TASK OBJECTIVE: Filter the entries below, keeping every line that has the word "data".

MATERIAL SUPPLIED:
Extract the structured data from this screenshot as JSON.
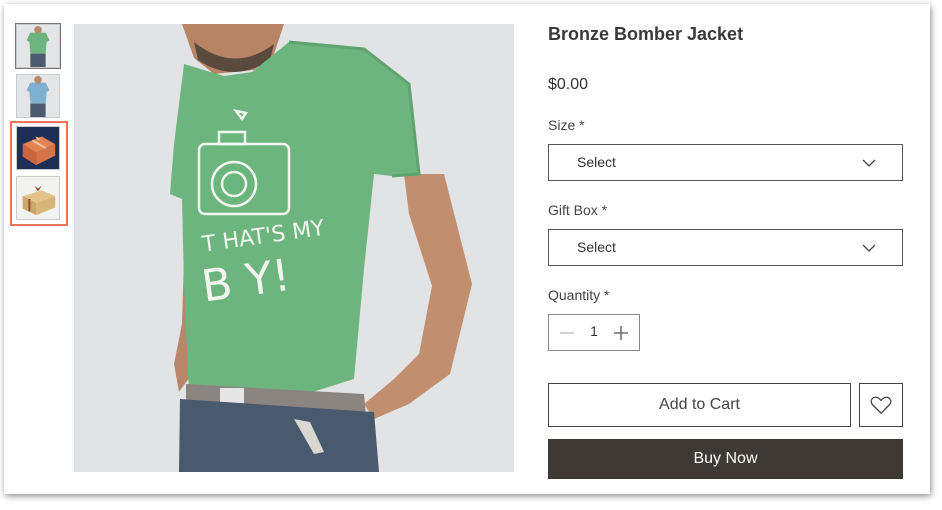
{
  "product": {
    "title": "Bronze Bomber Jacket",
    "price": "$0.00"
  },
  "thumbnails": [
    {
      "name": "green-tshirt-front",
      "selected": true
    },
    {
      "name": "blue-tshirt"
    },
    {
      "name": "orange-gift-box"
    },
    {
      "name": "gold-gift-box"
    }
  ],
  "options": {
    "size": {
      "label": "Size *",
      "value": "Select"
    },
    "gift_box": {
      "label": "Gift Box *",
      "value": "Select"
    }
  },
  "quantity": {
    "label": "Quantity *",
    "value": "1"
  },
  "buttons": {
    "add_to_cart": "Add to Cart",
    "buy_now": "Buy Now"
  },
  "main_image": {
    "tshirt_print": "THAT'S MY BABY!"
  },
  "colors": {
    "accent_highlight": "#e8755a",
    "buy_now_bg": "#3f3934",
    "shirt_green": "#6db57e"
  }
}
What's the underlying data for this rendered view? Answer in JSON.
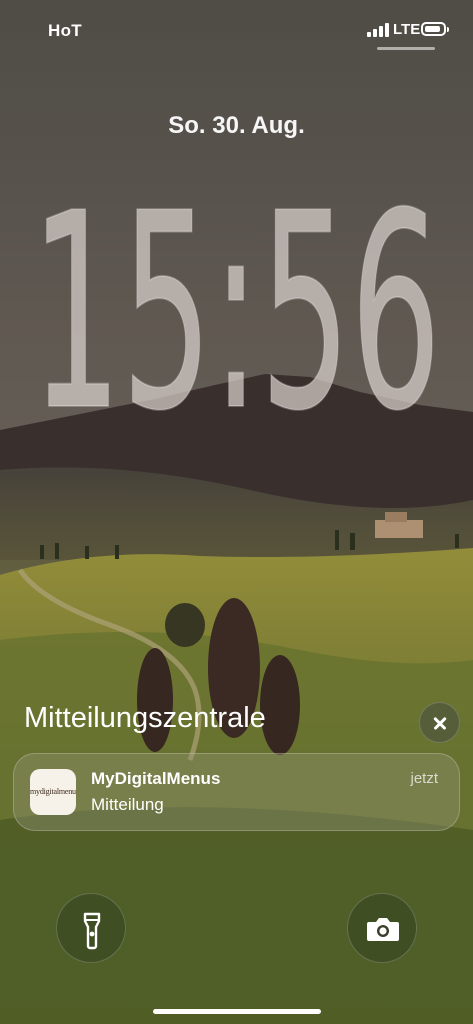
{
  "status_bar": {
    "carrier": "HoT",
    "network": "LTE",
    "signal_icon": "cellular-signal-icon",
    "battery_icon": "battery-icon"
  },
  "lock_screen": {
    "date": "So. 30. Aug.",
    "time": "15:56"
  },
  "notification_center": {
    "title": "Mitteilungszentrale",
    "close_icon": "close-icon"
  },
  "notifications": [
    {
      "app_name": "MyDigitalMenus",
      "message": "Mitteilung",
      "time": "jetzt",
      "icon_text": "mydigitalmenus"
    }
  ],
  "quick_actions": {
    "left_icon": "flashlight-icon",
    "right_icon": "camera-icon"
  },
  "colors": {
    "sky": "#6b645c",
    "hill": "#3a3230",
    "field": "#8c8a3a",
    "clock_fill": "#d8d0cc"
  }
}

ANSWER TO THIS EXERCISE:
Extract the structured data from this screenshot as JSON.
What's the underlying data for this rendered view? Answer in JSON.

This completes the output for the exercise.